(Figure record extracts)

— Begin —

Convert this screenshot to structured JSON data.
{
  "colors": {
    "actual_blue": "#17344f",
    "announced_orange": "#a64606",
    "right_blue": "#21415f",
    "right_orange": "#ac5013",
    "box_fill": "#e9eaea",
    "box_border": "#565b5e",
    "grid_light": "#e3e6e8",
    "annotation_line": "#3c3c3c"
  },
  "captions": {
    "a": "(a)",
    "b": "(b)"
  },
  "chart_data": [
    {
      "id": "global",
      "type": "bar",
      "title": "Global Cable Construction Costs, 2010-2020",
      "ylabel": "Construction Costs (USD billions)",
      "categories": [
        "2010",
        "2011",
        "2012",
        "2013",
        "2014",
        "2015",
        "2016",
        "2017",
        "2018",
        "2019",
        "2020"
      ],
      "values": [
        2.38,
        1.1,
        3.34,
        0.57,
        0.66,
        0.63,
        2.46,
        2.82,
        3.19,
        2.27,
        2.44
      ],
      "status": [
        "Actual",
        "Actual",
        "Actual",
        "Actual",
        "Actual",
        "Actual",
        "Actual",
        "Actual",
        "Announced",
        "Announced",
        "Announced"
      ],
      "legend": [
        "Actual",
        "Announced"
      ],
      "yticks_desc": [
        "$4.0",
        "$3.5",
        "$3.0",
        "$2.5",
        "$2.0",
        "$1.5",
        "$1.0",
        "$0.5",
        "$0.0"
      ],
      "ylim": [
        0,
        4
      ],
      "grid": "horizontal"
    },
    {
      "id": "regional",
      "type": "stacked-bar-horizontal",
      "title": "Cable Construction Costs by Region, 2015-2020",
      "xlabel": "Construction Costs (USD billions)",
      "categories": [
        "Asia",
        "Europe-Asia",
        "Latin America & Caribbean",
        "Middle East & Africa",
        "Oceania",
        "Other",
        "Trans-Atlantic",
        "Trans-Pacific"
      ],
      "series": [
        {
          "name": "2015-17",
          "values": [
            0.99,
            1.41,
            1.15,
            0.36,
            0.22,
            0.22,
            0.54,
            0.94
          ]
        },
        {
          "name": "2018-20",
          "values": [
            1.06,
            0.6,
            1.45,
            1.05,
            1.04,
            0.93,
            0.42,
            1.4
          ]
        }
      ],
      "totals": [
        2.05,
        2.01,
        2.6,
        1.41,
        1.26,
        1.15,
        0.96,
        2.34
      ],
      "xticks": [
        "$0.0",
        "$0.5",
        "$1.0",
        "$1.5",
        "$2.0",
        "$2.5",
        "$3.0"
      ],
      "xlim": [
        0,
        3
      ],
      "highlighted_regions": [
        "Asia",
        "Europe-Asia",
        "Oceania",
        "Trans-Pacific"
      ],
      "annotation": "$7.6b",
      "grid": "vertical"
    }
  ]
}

— End —

### WHAT TO DO
Could you quote the material above in full, exactly as it stands?

### REPLY TO THE TASK
Convert this screenshot to structured JSON data.
{
  "colors": {
    "actual_blue": "#17344f",
    "announced_orange": "#a64606",
    "right_blue": "#21415f",
    "right_orange": "#ac5013",
    "box_fill": "#e9eaea",
    "box_border": "#565b5e",
    "grid_light": "#e3e6e8",
    "annotation_line": "#3c3c3c"
  },
  "captions": {
    "a": "(a)",
    "b": "(b)"
  },
  "chart_data": [
    {
      "id": "global",
      "type": "bar",
      "title": "Global Cable Construction Costs, 2010-2020",
      "ylabel": "Construction Costs (USD billions)",
      "categories": [
        "2010",
        "2011",
        "2012",
        "2013",
        "2014",
        "2015",
        "2016",
        "2017",
        "2018",
        "2019",
        "2020"
      ],
      "values": [
        2.38,
        1.1,
        3.34,
        0.57,
        0.66,
        0.63,
        2.46,
        2.82,
        3.19,
        2.27,
        2.44
      ],
      "status": [
        "Actual",
        "Actual",
        "Actual",
        "Actual",
        "Actual",
        "Actual",
        "Actual",
        "Actual",
        "Announced",
        "Announced",
        "Announced"
      ],
      "legend": [
        "Actual",
        "Announced"
      ],
      "yticks_desc": [
        "$4.0",
        "$3.5",
        "$3.0",
        "$2.5",
        "$2.0",
        "$1.5",
        "$1.0",
        "$0.5",
        "$0.0"
      ],
      "ylim": [
        0,
        4
      ],
      "grid": "horizontal"
    },
    {
      "id": "regional",
      "type": "stacked-bar-horizontal",
      "title": "Cable Construction Costs by Region, 2015-2020",
      "xlabel": "Construction Costs (USD billions)",
      "categories": [
        "Asia",
        "Europe-Asia",
        "Latin America & Caribbean",
        "Middle East & Africa",
        "Oceania",
        "Other",
        "Trans-Atlantic",
        "Trans-Pacific"
      ],
      "series": [
        {
          "name": "2015-17",
          "values": [
            0.99,
            1.41,
            1.15,
            0.36,
            0.22,
            0.22,
            0.54,
            0.94
          ]
        },
        {
          "name": "2018-20",
          "values": [
            1.06,
            0.6,
            1.45,
            1.05,
            1.04,
            0.93,
            0.42,
            1.4
          ]
        }
      ],
      "totals": [
        2.05,
        2.01,
        2.6,
        1.41,
        1.26,
        1.15,
        0.96,
        2.34
      ],
      "xticks": [
        "$0.0",
        "$0.5",
        "$1.0",
        "$1.5",
        "$2.0",
        "$2.5",
        "$3.0"
      ],
      "xlim": [
        0,
        3
      ],
      "highlighted_regions": [
        "Asia",
        "Europe-Asia",
        "Oceania",
        "Trans-Pacific"
      ],
      "annotation": "$7.6b",
      "grid": "vertical"
    }
  ]
}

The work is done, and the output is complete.